■ WRITTEN PROBLEM
Isolate every line in the data with the string "radio" and copy it.

-=-=-

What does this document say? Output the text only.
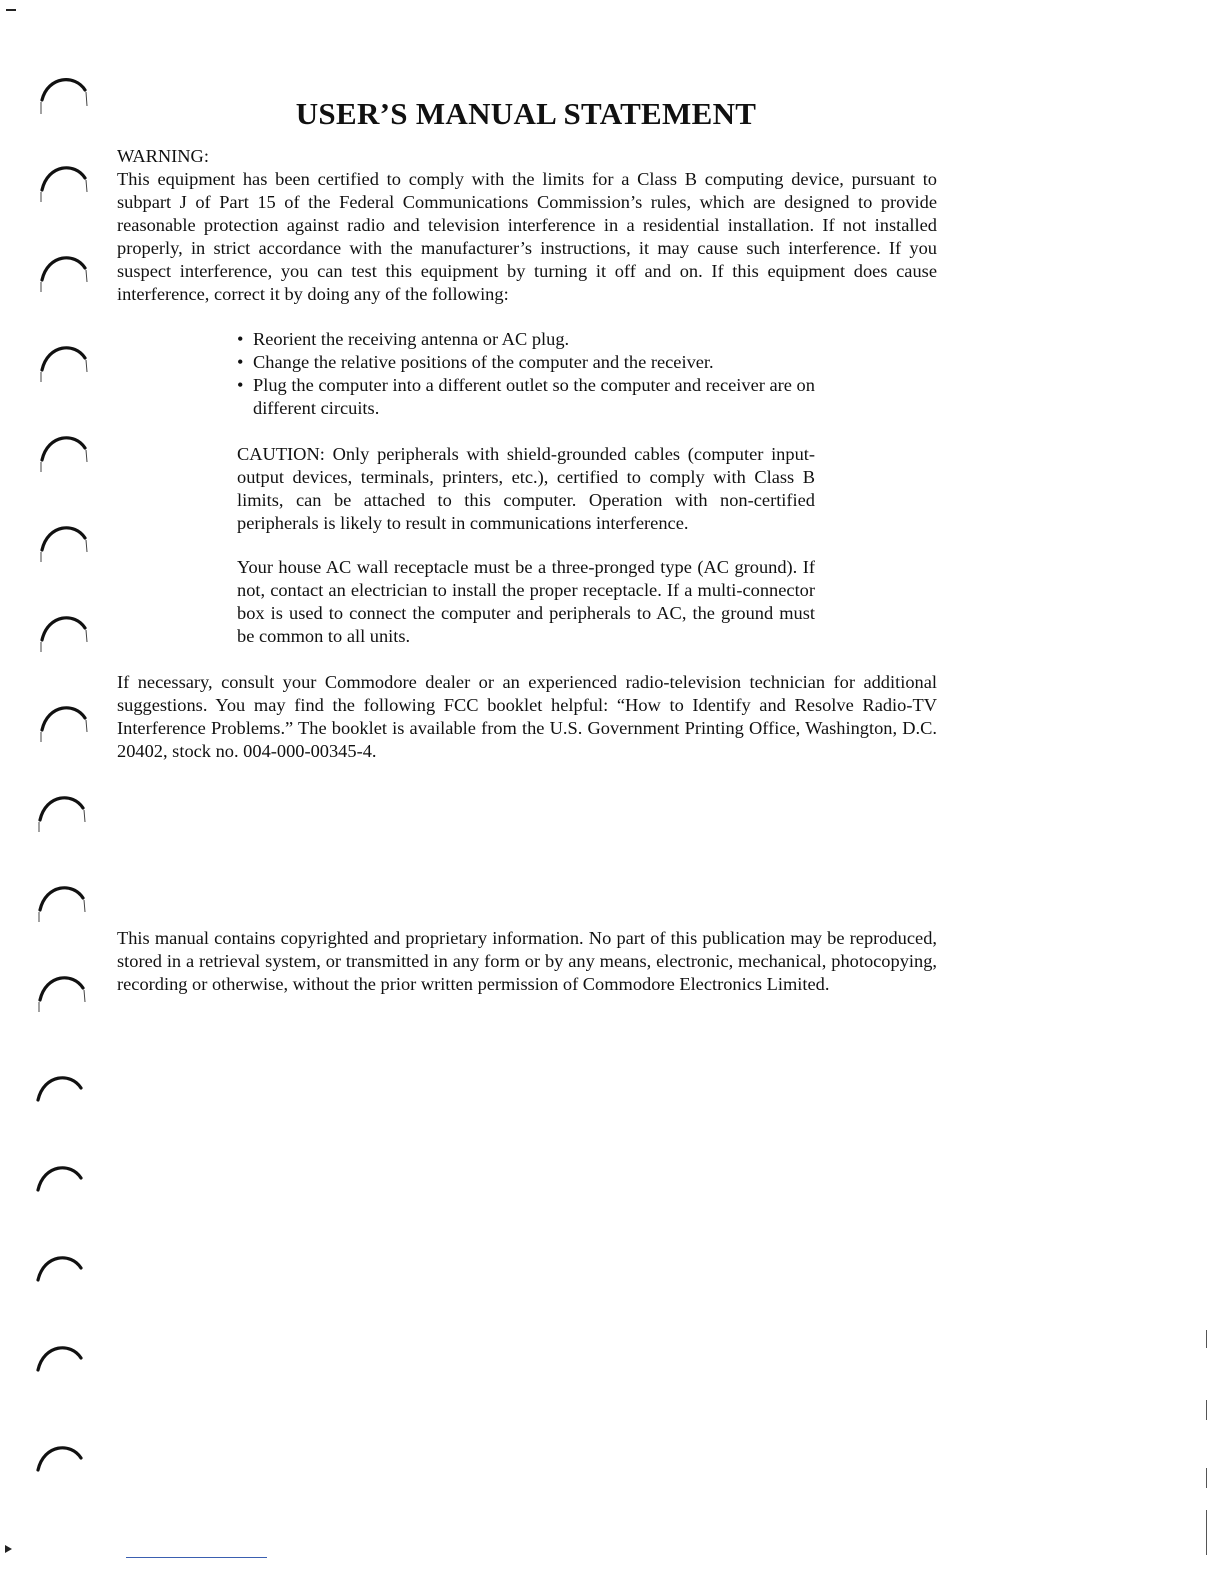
USER’S MANUAL STATEMENT
WARNING:
This equipment has been certified to comply with the limits for a Class B computing device, pursuant to subpart J of Part 15 of the Federal Communications Commission’s rules, which are designed to provide reasonable protection against radio and television interference in a residential installation. If not installed properly, in strict accordance with the manufacturer’s instructions, it may cause such interference. If you suspect interference, you can test this equipment by turning it off and on. If this equipment does cause interference, correct it by doing any of the following:
• Reorient the receiving antenna or AC plug.
• Change the relative positions of the computer and the receiver.
• Plug the computer into a different outlet so the computer and receiver are on different circuits.
CAUTION: Only peripherals with shield-grounded cables (computer input-output devices, terminals, printers, etc.), certified to comply with Class B limits, can be attached to this computer. Operation with non-certified peripherals is likely to result in communications interference.
Your house AC wall receptacle must be a three-pronged type (AC ground). If not, contact an electrician to install the proper receptacle. If a multi-connector box is used to connect the computer and peripherals to AC, the ground must be common to all units.
If necessary, consult your Commodore dealer or an experienced radio-television technician for additional suggestions. You may find the following FCC booklet helpful: “How to Identify and Resolve Radio-TV Interference Problems.” The booklet is available from the U.S. Government Printing Office, Washington, D.C. 20402, stock no. 004-000-00345-4.
This manual contains copyrighted and proprietary information. No part of this publication may be reproduced, stored in a retrieval system, or transmitted in any form or by any means, electronic, mechanical, photocopying, recording or otherwise, without the prior written permission of Commodore Electronics Limited.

-=-=-

■ TASK SOLUTION
This equipment has been certified to comply with the limits for a Class B computing device, pursuant to subpart J of Part 15 of the Federal Communications Commission’s rules, which are designed to provide reasonable protection against radio and television interference in a residential installation. If not installed properly, in strict accordance with the manufacturer’s instructions, it may cause such interference. If you suspect interference, you can test this equipment by turning it off and on. If this equipment does cause interference, correct it by doing any of the following:
If necessary, consult your Commodore dealer or an experienced radio-television technician for additional suggestions. You may find the following FCC booklet helpful: “How to Identify and Resolve Radio-TV Interference Problems.” The booklet is available from the U.S. Government Printing Office, Washington, D.C. 20402, stock no. 004-000-00345-4.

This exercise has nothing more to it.